▸ **Objective**: Transcribe all of the records word for word, but omit the pictures.

▸ **Records to use**:

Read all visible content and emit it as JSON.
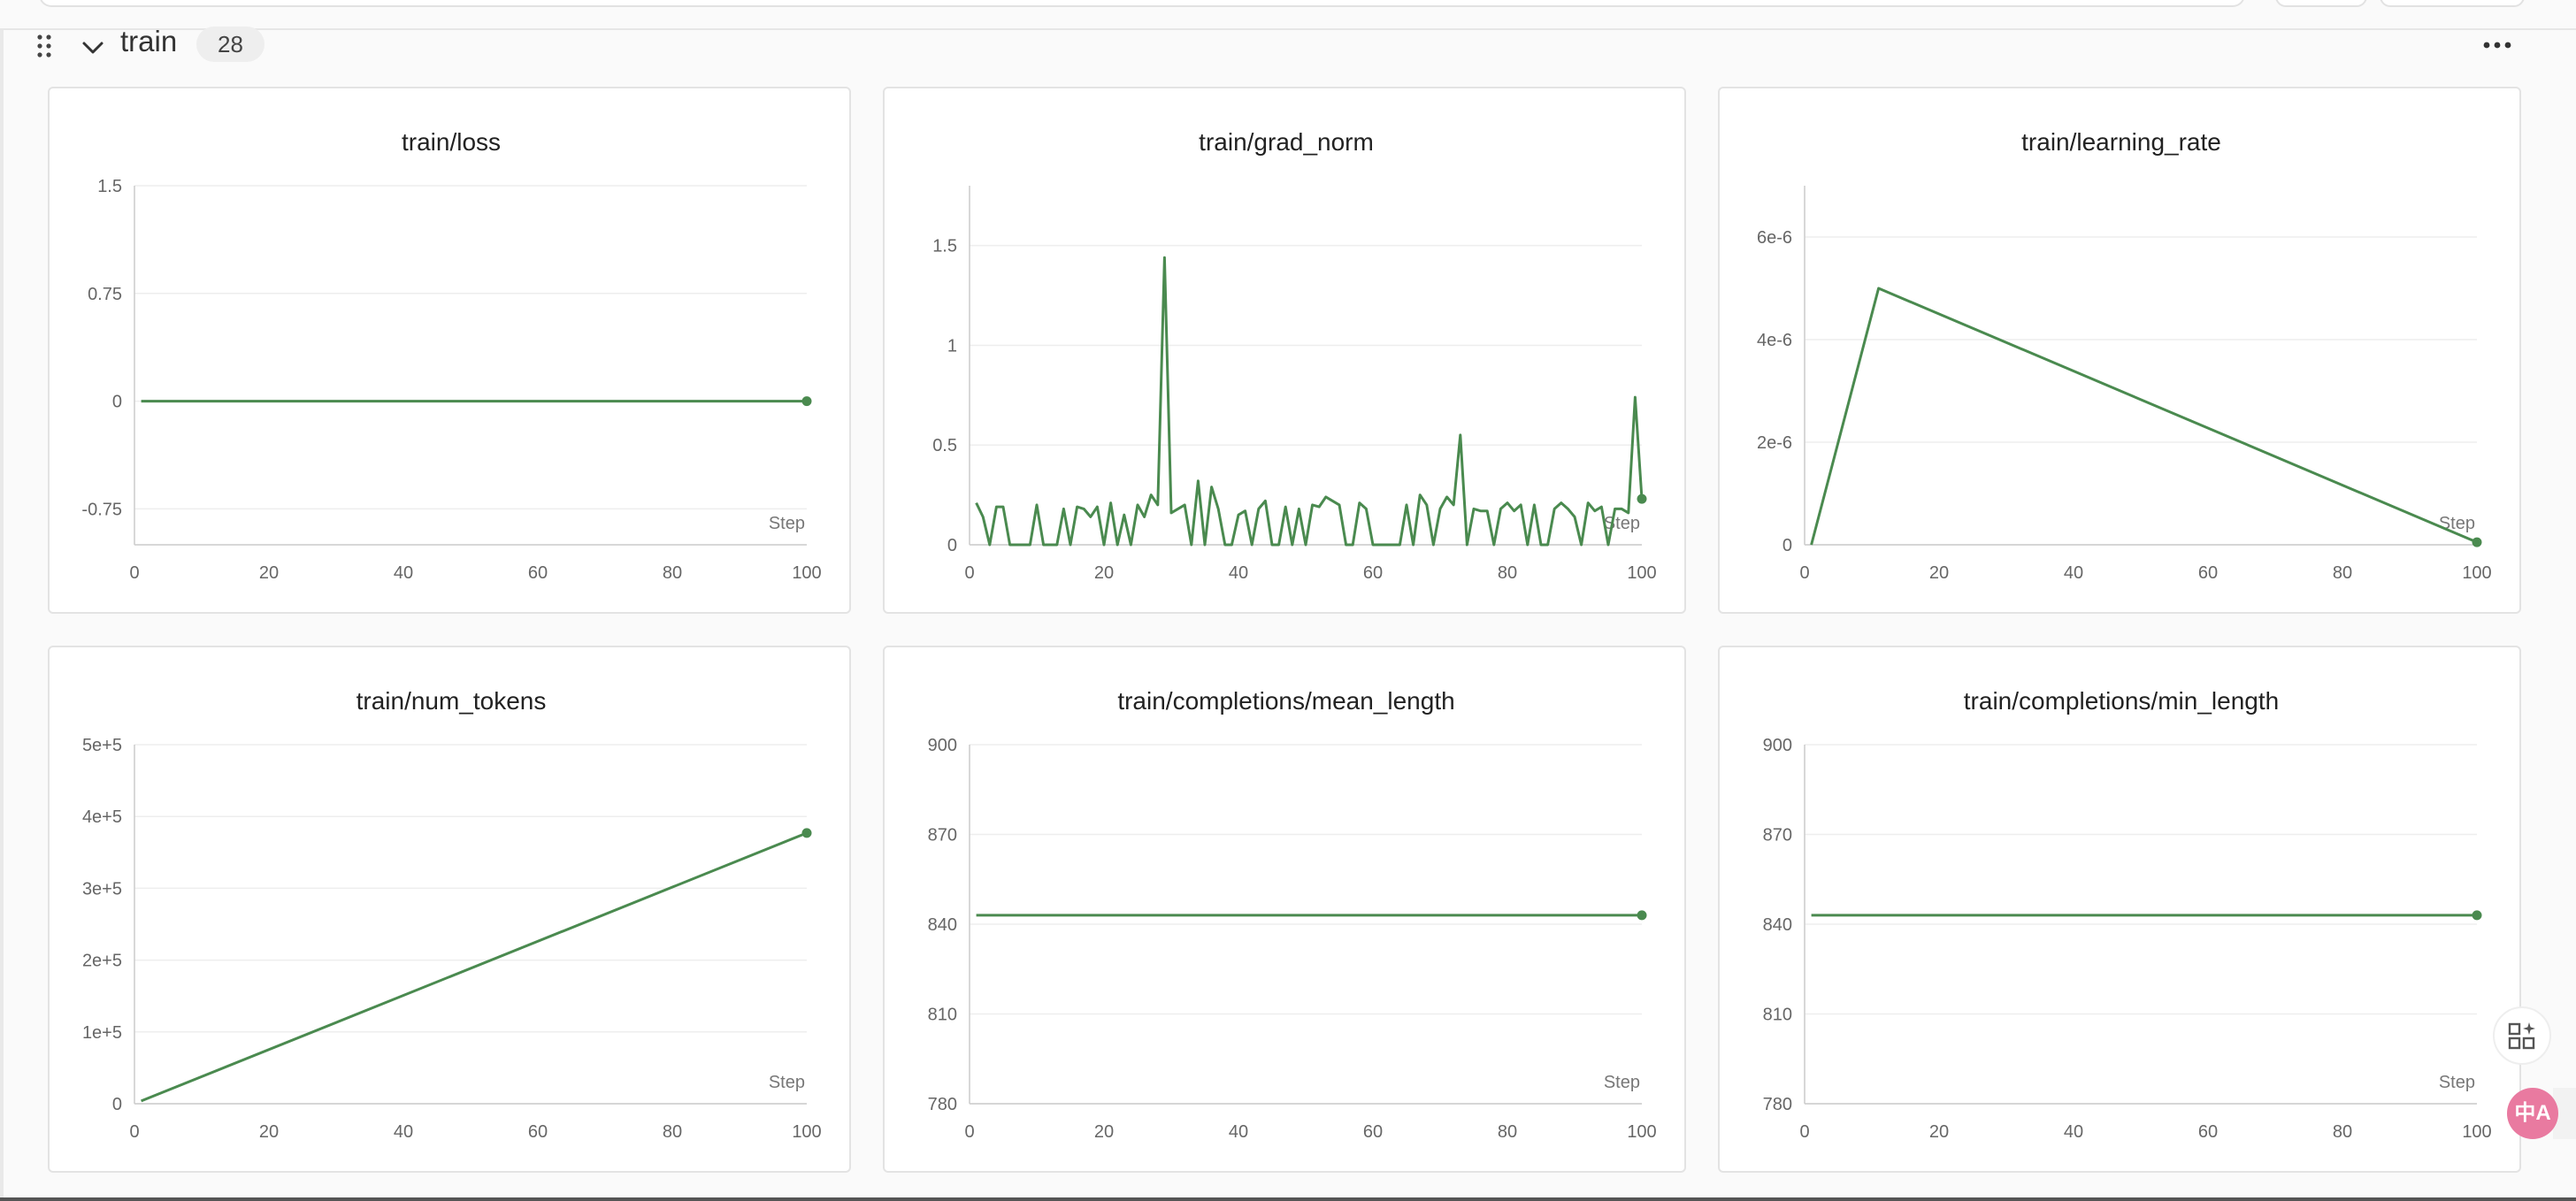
{
  "group": {
    "title": "train",
    "count": "28"
  },
  "floating": {
    "translate_label": "中A"
  },
  "colors": {
    "line": "#4a8a4f",
    "grid": "#eeeeee",
    "axis": "#cccccc"
  },
  "charts": [
    {
      "type": "line",
      "title": "train/loss",
      "xlabel": "Step",
      "xlim": [
        0,
        100
      ],
      "ylim": [
        -1.0,
        1.5
      ],
      "xticks": [
        0,
        20,
        40,
        60,
        80,
        100
      ],
      "xtick_labels": [
        "0",
        "20",
        "40",
        "60",
        "80",
        "100"
      ],
      "yticks": [
        -0.75,
        0,
        0.75,
        1.5
      ],
      "ytick_labels": [
        "-0.75",
        "0",
        "0.75",
        "1.5"
      ],
      "x": [
        1,
        100
      ],
      "y": [
        0,
        0
      ]
    },
    {
      "type": "line",
      "title": "train/grad_norm",
      "xlabel": "Step",
      "xlim": [
        0,
        100
      ],
      "ylim": [
        0,
        1.8
      ],
      "xticks": [
        0,
        20,
        40,
        60,
        80,
        100
      ],
      "xtick_labels": [
        "0",
        "20",
        "40",
        "60",
        "80",
        "100"
      ],
      "yticks": [
        0,
        0.5,
        1,
        1.5
      ],
      "ytick_labels": [
        "0",
        "0.5",
        "1",
        "1.5"
      ],
      "x": [
        1,
        2,
        3,
        4,
        5,
        6,
        7,
        8,
        9,
        10,
        11,
        12,
        13,
        14,
        15,
        16,
        17,
        18,
        19,
        20,
        21,
        22,
        23,
        24,
        25,
        26,
        27,
        28,
        29,
        30,
        31,
        32,
        33,
        34,
        35,
        36,
        37,
        38,
        39,
        40,
        41,
        42,
        43,
        44,
        45,
        46,
        47,
        48,
        49,
        50,
        51,
        52,
        53,
        54,
        55,
        56,
        57,
        58,
        59,
        60,
        61,
        62,
        63,
        64,
        65,
        66,
        67,
        68,
        69,
        70,
        71,
        72,
        73,
        74,
        75,
        76,
        77,
        78,
        79,
        80,
        81,
        82,
        83,
        84,
        85,
        86,
        87,
        88,
        89,
        90,
        91,
        92,
        93,
        94,
        95,
        96,
        97,
        98,
        99,
        100
      ],
      "y": [
        0.21,
        0.14,
        0,
        0.19,
        0.19,
        0,
        0,
        0,
        0,
        0.2,
        0,
        0,
        0,
        0.18,
        0,
        0.19,
        0.18,
        0.14,
        0.19,
        0,
        0.21,
        0,
        0.15,
        0,
        0.2,
        0.14,
        0.25,
        0.2,
        1.44,
        0.16,
        0.18,
        0.2,
        0,
        0.32,
        0,
        0.29,
        0.18,
        0,
        0,
        0.15,
        0.17,
        0,
        0.18,
        0.22,
        0,
        0,
        0.19,
        0,
        0.18,
        0,
        0.2,
        0.19,
        0.24,
        0.22,
        0.2,
        0,
        0,
        0.21,
        0.18,
        0,
        0,
        0,
        0,
        0,
        0.2,
        0,
        0.25,
        0.2,
        0,
        0.18,
        0.24,
        0.2,
        0.55,
        0,
        0.18,
        0.17,
        0.17,
        0,
        0.18,
        0.21,
        0.17,
        0.2,
        0,
        0.2,
        0,
        0,
        0.18,
        0.21,
        0.18,
        0.14,
        0,
        0.21,
        0.17,
        0.19,
        0,
        0.18,
        0.18,
        0.16,
        0.74,
        0.23
      ]
    },
    {
      "type": "line",
      "title": "train/learning_rate",
      "xlabel": "Step",
      "xlim": [
        0,
        100
      ],
      "ylim": [
        0,
        7e-06
      ],
      "xticks": [
        0,
        20,
        40,
        60,
        80,
        100
      ],
      "xtick_labels": [
        "0",
        "20",
        "40",
        "60",
        "80",
        "100"
      ],
      "yticks": [
        0,
        2e-06,
        4e-06,
        6e-06
      ],
      "ytick_labels": [
        "0",
        "2e-6",
        "4e-6",
        "6e-6"
      ],
      "x": [
        1,
        11,
        100
      ],
      "y": [
        0,
        5e-06,
        5e-08
      ]
    },
    {
      "type": "line",
      "title": "train/num_tokens",
      "xlabel": "Step",
      "xlim": [
        0,
        100
      ],
      "ylim": [
        0,
        500000.0
      ],
      "xticks": [
        0,
        20,
        40,
        60,
        80,
        100
      ],
      "xtick_labels": [
        "0",
        "20",
        "40",
        "60",
        "80",
        "100"
      ],
      "yticks": [
        0,
        100000.0,
        200000.0,
        300000.0,
        400000.0,
        500000.0
      ],
      "ytick_labels": [
        "0",
        "1e+5",
        "2e+5",
        "3e+5",
        "4e+5",
        "5e+5"
      ],
      "x": [
        1,
        100
      ],
      "y": [
        3800,
        377000
      ]
    },
    {
      "type": "line",
      "title": "train/completions/mean_length",
      "xlabel": "Step",
      "xlim": [
        0,
        100
      ],
      "ylim": [
        780,
        900
      ],
      "xticks": [
        0,
        20,
        40,
        60,
        80,
        100
      ],
      "xtick_labels": [
        "0",
        "20",
        "40",
        "60",
        "80",
        "100"
      ],
      "yticks": [
        780,
        810,
        840,
        870,
        900
      ],
      "ytick_labels": [
        "780",
        "810",
        "840",
        "870",
        "900"
      ],
      "x": [
        1,
        100
      ],
      "y": [
        843,
        843
      ]
    },
    {
      "type": "line",
      "title": "train/completions/min_length",
      "xlabel": "Step",
      "xlim": [
        0,
        100
      ],
      "ylim": [
        780,
        900
      ],
      "xticks": [
        0,
        20,
        40,
        60,
        80,
        100
      ],
      "xtick_labels": [
        "0",
        "20",
        "40",
        "60",
        "80",
        "100"
      ],
      "yticks": [
        780,
        810,
        840,
        870,
        900
      ],
      "ytick_labels": [
        "780",
        "810",
        "840",
        "870",
        "900"
      ],
      "x": [
        1,
        100
      ],
      "y": [
        843,
        843
      ]
    }
  ]
}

▸ **Exercise answer**:
Read all visible content and emit it as JSON.
{
  "group": {
    "title": "train",
    "count": "28"
  },
  "floating": {
    "translate_label": "中A"
  },
  "colors": {
    "line": "#4a8a4f",
    "grid": "#eeeeee",
    "axis": "#cccccc"
  },
  "charts": [
    {
      "type": "line",
      "title": "train/loss",
      "xlabel": "Step",
      "xlim": [
        0,
        100
      ],
      "ylim": [
        -1.0,
        1.5
      ],
      "xticks": [
        0,
        20,
        40,
        60,
        80,
        100
      ],
      "xtick_labels": [
        "0",
        "20",
        "40",
        "60",
        "80",
        "100"
      ],
      "yticks": [
        -0.75,
        0,
        0.75,
        1.5
      ],
      "ytick_labels": [
        "-0.75",
        "0",
        "0.75",
        "1.5"
      ],
      "x": [
        1,
        100
      ],
      "y": [
        0,
        0
      ]
    },
    {
      "type": "line",
      "title": "train/grad_norm",
      "xlabel": "Step",
      "xlim": [
        0,
        100
      ],
      "ylim": [
        0,
        1.8
      ],
      "xticks": [
        0,
        20,
        40,
        60,
        80,
        100
      ],
      "xtick_labels": [
        "0",
        "20",
        "40",
        "60",
        "80",
        "100"
      ],
      "yticks": [
        0,
        0.5,
        1,
        1.5
      ],
      "ytick_labels": [
        "0",
        "0.5",
        "1",
        "1.5"
      ],
      "x": [
        1,
        2,
        3,
        4,
        5,
        6,
        7,
        8,
        9,
        10,
        11,
        12,
        13,
        14,
        15,
        16,
        17,
        18,
        19,
        20,
        21,
        22,
        23,
        24,
        25,
        26,
        27,
        28,
        29,
        30,
        31,
        32,
        33,
        34,
        35,
        36,
        37,
        38,
        39,
        40,
        41,
        42,
        43,
        44,
        45,
        46,
        47,
        48,
        49,
        50,
        51,
        52,
        53,
        54,
        55,
        56,
        57,
        58,
        59,
        60,
        61,
        62,
        63,
        64,
        65,
        66,
        67,
        68,
        69,
        70,
        71,
        72,
        73,
        74,
        75,
        76,
        77,
        78,
        79,
        80,
        81,
        82,
        83,
        84,
        85,
        86,
        87,
        88,
        89,
        90,
        91,
        92,
        93,
        94,
        95,
        96,
        97,
        98,
        99,
        100
      ],
      "y": [
        0.21,
        0.14,
        0,
        0.19,
        0.19,
        0,
        0,
        0,
        0,
        0.2,
        0,
        0,
        0,
        0.18,
        0,
        0.19,
        0.18,
        0.14,
        0.19,
        0,
        0.21,
        0,
        0.15,
        0,
        0.2,
        0.14,
        0.25,
        0.2,
        1.44,
        0.16,
        0.18,
        0.2,
        0,
        0.32,
        0,
        0.29,
        0.18,
        0,
        0,
        0.15,
        0.17,
        0,
        0.18,
        0.22,
        0,
        0,
        0.19,
        0,
        0.18,
        0,
        0.2,
        0.19,
        0.24,
        0.22,
        0.2,
        0,
        0,
        0.21,
        0.18,
        0,
        0,
        0,
        0,
        0,
        0.2,
        0,
        0.25,
        0.2,
        0,
        0.18,
        0.24,
        0.2,
        0.55,
        0,
        0.18,
        0.17,
        0.17,
        0,
        0.18,
        0.21,
        0.17,
        0.2,
        0,
        0.2,
        0,
        0,
        0.18,
        0.21,
        0.18,
        0.14,
        0,
        0.21,
        0.17,
        0.19,
        0,
        0.18,
        0.18,
        0.16,
        0.74,
        0.23
      ]
    },
    {
      "type": "line",
      "title": "train/learning_rate",
      "xlabel": "Step",
      "xlim": [
        0,
        100
      ],
      "ylim": [
        0,
        7e-06
      ],
      "xticks": [
        0,
        20,
        40,
        60,
        80,
        100
      ],
      "xtick_labels": [
        "0",
        "20",
        "40",
        "60",
        "80",
        "100"
      ],
      "yticks": [
        0,
        2e-06,
        4e-06,
        6e-06
      ],
      "ytick_labels": [
        "0",
        "2e-6",
        "4e-6",
        "6e-6"
      ],
      "x": [
        1,
        11,
        100
      ],
      "y": [
        0,
        5e-06,
        5e-08
      ]
    },
    {
      "type": "line",
      "title": "train/num_tokens",
      "xlabel": "Step",
      "xlim": [
        0,
        100
      ],
      "ylim": [
        0,
        500000.0
      ],
      "xticks": [
        0,
        20,
        40,
        60,
        80,
        100
      ],
      "xtick_labels": [
        "0",
        "20",
        "40",
        "60",
        "80",
        "100"
      ],
      "yticks": [
        0,
        100000.0,
        200000.0,
        300000.0,
        400000.0,
        500000.0
      ],
      "ytick_labels": [
        "0",
        "1e+5",
        "2e+5",
        "3e+5",
        "4e+5",
        "5e+5"
      ],
      "x": [
        1,
        100
      ],
      "y": [
        3800,
        377000
      ]
    },
    {
      "type": "line",
      "title": "train/completions/mean_length",
      "xlabel": "Step",
      "xlim": [
        0,
        100
      ],
      "ylim": [
        780,
        900
      ],
      "xticks": [
        0,
        20,
        40,
        60,
        80,
        100
      ],
      "xtick_labels": [
        "0",
        "20",
        "40",
        "60",
        "80",
        "100"
      ],
      "yticks": [
        780,
        810,
        840,
        870,
        900
      ],
      "ytick_labels": [
        "780",
        "810",
        "840",
        "870",
        "900"
      ],
      "x": [
        1,
        100
      ],
      "y": [
        843,
        843
      ]
    },
    {
      "type": "line",
      "title": "train/completions/min_length",
      "xlabel": "Step",
      "xlim": [
        0,
        100
      ],
      "ylim": [
        780,
        900
      ],
      "xticks": [
        0,
        20,
        40,
        60,
        80,
        100
      ],
      "xtick_labels": [
        "0",
        "20",
        "40",
        "60",
        "80",
        "100"
      ],
      "yticks": [
        780,
        810,
        840,
        870,
        900
      ],
      "ytick_labels": [
        "780",
        "810",
        "840",
        "870",
        "900"
      ],
      "x": [
        1,
        100
      ],
      "y": [
        843,
        843
      ]
    }
  ]
}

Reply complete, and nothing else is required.